>>>>>
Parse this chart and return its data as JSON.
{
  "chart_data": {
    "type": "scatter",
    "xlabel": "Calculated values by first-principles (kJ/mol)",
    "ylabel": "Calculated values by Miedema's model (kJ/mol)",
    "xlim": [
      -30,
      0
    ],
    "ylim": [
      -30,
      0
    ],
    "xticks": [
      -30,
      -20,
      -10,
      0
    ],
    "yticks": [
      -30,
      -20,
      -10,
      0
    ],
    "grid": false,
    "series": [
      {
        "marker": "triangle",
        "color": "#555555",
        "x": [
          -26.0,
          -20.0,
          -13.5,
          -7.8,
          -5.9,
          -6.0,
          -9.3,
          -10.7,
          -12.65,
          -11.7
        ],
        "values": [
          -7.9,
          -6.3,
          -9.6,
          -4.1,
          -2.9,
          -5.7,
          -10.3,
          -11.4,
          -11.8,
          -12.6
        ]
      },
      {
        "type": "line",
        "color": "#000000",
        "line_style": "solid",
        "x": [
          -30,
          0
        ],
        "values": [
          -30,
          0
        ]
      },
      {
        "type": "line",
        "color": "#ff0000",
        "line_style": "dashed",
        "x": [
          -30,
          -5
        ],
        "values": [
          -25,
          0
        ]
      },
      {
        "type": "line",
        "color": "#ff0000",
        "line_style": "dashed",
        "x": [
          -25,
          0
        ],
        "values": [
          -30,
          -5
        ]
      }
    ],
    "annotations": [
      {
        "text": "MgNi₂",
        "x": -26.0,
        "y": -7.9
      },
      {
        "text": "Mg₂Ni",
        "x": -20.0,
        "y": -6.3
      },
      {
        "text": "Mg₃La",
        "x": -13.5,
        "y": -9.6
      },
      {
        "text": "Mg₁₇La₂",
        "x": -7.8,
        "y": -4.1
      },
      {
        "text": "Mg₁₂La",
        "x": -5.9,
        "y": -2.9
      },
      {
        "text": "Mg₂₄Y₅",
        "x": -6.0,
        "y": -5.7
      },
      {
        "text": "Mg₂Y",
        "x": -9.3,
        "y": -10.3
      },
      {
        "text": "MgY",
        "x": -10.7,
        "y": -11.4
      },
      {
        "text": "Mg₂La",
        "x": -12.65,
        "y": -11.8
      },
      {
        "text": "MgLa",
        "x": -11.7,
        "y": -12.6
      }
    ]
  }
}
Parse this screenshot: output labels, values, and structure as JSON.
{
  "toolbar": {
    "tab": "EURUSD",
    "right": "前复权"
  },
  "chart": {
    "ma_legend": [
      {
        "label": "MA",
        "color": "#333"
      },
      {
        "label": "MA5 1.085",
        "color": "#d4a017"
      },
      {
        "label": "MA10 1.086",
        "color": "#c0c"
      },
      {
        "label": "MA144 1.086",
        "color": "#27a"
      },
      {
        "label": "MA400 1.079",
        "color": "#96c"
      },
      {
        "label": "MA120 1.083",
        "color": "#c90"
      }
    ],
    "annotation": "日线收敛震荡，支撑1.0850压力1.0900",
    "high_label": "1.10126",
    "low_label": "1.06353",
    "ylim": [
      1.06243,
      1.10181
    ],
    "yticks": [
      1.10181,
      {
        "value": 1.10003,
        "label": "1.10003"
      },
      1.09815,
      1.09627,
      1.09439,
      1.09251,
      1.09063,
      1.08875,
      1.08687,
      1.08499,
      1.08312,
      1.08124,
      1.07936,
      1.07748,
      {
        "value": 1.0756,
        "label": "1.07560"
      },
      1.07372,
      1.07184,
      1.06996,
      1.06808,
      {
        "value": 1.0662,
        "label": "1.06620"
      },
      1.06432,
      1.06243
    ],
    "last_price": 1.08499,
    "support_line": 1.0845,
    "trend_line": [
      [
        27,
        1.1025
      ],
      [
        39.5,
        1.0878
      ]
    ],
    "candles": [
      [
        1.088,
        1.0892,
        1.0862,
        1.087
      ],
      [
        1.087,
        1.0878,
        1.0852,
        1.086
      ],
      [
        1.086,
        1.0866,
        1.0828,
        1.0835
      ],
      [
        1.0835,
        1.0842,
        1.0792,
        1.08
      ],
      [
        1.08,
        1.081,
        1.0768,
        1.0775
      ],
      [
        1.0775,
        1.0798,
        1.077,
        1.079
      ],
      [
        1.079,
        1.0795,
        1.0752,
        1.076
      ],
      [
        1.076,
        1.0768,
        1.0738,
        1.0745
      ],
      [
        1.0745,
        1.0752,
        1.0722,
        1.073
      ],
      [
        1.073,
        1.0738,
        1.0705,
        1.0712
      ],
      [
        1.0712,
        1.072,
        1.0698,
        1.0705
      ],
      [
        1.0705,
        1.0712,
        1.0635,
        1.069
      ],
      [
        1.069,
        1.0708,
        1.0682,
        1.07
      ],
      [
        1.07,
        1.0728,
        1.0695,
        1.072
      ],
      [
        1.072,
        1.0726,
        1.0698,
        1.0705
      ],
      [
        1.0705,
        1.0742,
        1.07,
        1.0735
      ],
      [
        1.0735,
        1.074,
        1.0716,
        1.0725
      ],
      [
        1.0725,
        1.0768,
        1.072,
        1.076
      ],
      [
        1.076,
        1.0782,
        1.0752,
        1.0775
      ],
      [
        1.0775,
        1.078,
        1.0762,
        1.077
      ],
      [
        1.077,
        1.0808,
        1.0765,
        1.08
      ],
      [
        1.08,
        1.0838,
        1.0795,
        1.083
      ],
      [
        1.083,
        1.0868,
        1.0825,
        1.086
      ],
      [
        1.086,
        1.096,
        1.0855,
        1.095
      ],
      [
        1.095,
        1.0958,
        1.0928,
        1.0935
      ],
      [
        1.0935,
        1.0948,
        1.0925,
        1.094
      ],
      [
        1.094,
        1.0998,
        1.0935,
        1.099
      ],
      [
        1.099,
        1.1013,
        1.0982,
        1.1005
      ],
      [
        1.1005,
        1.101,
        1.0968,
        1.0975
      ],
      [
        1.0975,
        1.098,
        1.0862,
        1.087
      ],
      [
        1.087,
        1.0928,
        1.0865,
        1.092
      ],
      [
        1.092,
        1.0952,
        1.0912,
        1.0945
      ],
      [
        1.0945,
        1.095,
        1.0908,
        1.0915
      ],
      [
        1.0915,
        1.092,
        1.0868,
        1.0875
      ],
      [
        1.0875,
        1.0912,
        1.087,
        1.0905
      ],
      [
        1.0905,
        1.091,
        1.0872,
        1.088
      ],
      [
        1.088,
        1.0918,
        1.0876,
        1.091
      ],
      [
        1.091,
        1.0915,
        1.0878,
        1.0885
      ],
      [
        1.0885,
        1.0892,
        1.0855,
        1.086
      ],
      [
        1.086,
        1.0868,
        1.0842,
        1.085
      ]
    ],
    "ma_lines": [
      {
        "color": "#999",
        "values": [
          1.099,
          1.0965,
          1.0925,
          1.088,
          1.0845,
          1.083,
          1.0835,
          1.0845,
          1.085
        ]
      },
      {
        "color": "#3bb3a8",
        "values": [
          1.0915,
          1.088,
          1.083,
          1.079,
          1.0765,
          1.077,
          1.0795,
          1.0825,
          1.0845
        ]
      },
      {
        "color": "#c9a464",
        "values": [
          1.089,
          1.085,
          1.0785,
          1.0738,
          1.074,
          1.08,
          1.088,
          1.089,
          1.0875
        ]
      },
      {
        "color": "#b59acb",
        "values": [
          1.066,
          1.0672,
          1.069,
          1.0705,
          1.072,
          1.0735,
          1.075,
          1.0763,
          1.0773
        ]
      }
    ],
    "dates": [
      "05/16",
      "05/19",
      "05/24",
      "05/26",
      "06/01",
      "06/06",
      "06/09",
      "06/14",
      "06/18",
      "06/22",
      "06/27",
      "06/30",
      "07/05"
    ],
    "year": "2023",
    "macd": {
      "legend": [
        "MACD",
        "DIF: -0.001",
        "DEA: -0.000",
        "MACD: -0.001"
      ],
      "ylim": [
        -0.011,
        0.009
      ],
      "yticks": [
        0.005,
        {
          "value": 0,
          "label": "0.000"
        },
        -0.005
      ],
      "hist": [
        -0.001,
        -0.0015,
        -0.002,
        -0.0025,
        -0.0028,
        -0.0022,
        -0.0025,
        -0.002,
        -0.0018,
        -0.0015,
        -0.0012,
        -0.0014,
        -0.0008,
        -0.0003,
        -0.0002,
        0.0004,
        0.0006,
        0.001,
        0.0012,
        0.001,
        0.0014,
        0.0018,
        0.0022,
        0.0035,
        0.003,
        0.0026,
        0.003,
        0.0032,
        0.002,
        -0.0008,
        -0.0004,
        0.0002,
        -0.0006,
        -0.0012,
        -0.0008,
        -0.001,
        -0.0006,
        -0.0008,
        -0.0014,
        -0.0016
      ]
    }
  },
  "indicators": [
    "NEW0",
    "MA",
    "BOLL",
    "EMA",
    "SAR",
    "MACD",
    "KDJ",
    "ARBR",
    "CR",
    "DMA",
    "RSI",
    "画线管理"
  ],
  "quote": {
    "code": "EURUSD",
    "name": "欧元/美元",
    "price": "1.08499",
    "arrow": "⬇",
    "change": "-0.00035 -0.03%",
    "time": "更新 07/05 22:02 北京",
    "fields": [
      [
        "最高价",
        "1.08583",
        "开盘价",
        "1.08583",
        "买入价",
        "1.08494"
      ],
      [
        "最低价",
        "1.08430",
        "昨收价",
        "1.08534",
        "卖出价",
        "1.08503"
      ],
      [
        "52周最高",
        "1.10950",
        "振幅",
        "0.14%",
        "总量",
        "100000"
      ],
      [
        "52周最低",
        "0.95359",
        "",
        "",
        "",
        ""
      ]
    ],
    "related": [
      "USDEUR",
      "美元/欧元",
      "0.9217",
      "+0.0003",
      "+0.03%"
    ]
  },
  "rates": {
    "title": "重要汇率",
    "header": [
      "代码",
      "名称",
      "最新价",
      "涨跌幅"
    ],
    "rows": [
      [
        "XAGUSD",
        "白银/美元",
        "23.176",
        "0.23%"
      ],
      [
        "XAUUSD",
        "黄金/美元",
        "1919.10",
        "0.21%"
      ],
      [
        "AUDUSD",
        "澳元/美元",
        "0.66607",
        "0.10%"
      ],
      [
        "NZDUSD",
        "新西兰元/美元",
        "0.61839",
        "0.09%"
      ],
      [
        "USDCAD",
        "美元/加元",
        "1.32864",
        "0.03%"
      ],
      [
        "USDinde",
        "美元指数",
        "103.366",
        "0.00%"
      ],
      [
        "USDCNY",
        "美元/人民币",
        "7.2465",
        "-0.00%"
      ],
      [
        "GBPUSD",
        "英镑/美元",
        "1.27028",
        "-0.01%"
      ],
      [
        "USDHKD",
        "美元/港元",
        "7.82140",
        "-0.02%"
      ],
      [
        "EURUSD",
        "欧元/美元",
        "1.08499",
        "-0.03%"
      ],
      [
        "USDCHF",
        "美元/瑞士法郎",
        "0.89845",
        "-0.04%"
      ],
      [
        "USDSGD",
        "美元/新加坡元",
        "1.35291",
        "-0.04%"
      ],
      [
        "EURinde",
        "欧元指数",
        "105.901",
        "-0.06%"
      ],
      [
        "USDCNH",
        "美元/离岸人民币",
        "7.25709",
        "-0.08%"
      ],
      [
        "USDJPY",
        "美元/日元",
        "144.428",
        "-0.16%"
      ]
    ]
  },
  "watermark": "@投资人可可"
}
<<<<<
-- DIRECTION --
Which lines contain "Calculated"? Copy each of them out.

-- TASK RESULT --
    "xlabel": "Calculated values by first-principles (kJ/mol)",
    "ylabel": "Calculated values by Miedema's model (kJ/mol)",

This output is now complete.